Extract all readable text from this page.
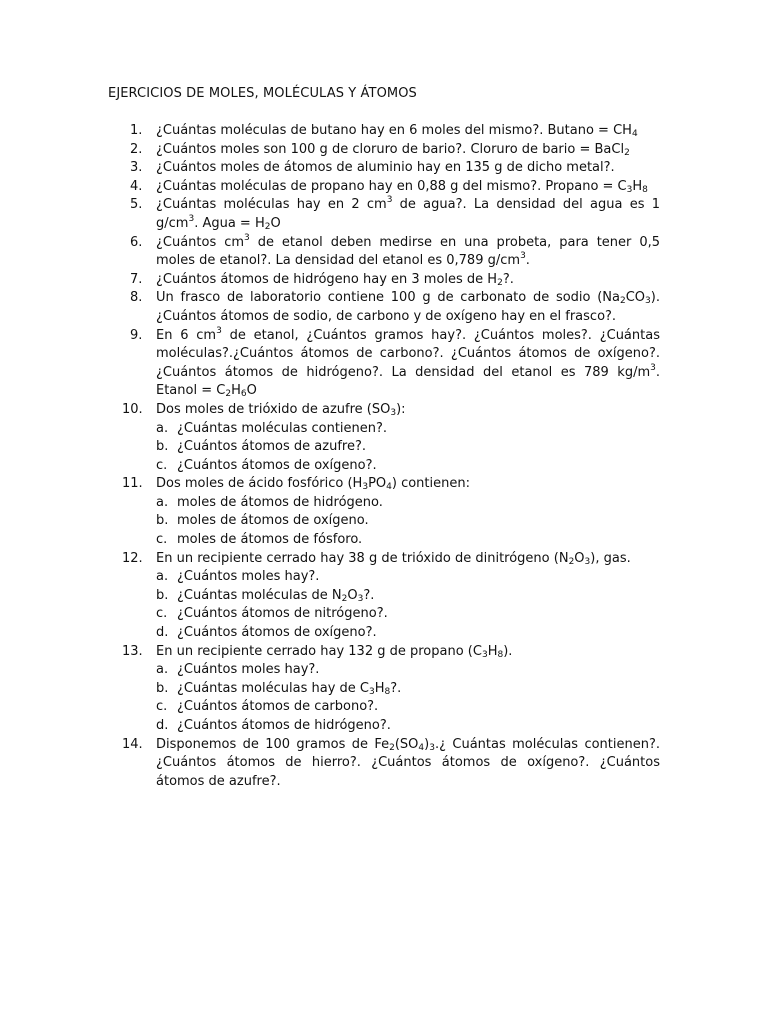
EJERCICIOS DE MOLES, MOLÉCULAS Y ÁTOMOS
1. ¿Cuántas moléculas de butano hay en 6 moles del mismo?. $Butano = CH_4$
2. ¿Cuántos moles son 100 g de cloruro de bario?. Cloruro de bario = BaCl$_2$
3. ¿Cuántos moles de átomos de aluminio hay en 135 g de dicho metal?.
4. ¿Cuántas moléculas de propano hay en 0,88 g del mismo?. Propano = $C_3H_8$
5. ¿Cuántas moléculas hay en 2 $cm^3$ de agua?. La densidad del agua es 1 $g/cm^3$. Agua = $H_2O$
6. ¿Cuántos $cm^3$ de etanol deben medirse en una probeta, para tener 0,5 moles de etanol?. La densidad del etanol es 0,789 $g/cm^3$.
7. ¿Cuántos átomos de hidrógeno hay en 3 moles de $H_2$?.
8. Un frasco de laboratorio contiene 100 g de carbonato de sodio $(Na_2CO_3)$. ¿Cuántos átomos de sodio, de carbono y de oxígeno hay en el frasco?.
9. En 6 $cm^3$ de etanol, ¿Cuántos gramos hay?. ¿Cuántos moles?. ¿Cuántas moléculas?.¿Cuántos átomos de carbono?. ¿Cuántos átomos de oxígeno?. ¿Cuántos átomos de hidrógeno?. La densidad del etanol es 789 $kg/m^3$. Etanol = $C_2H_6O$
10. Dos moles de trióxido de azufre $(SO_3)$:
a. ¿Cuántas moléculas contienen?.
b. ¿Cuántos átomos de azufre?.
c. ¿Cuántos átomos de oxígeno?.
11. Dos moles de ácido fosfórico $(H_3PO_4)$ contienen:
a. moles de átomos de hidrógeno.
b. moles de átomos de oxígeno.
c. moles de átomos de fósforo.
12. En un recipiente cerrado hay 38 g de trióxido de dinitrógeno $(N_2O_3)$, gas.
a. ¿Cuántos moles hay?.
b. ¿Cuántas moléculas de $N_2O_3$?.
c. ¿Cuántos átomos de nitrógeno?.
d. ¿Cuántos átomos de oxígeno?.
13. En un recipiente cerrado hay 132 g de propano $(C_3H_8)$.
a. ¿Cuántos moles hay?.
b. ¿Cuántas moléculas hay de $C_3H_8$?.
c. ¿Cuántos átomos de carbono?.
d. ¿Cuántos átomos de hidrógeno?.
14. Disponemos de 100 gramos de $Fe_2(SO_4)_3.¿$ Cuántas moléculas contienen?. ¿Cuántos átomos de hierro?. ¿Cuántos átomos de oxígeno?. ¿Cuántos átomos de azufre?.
◆ ◆ ◆ ◆ ◆ ◆ ◆
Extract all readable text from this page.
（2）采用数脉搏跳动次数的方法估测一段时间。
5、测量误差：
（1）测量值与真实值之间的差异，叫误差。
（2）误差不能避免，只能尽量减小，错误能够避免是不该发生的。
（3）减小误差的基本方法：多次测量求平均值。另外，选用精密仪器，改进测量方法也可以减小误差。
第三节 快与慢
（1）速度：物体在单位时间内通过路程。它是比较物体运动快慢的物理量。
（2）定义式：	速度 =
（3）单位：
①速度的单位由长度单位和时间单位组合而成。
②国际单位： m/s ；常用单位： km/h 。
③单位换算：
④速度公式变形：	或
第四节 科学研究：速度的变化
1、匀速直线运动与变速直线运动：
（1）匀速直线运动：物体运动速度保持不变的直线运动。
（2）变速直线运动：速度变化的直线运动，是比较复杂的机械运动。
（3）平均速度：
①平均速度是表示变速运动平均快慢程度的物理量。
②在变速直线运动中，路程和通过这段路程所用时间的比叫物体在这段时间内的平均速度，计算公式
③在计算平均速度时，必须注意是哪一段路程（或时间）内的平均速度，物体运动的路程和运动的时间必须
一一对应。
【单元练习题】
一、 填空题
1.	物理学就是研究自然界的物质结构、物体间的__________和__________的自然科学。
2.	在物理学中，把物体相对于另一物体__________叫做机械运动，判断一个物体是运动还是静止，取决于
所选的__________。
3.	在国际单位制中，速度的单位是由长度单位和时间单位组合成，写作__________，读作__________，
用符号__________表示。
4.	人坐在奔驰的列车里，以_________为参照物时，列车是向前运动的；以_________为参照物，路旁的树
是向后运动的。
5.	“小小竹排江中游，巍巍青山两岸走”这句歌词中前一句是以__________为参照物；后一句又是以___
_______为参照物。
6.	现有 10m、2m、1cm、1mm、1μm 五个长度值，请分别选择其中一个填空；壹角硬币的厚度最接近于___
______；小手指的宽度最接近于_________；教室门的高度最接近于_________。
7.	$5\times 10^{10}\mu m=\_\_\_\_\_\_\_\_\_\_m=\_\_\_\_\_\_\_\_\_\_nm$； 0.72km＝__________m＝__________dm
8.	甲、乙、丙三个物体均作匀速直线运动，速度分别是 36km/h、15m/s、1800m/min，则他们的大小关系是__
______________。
◆ ◆ ◆ ◆ ◆ ◆ ◆
Using the data above, copy each line that contains "azufre".

10. Dos moles de trióxido de azufre $(SO_3)$:
b. ¿Cuántos átomos de azufre?.
14. Disponemos de 100 gramos de $Fe_2(SO_4)_3.¿$ Cuántas moléculas contienen?. ¿Cuántos átomos de hierro?. ¿Cuántos átomos de oxígeno?. ¿Cuántos átomos de azufre?.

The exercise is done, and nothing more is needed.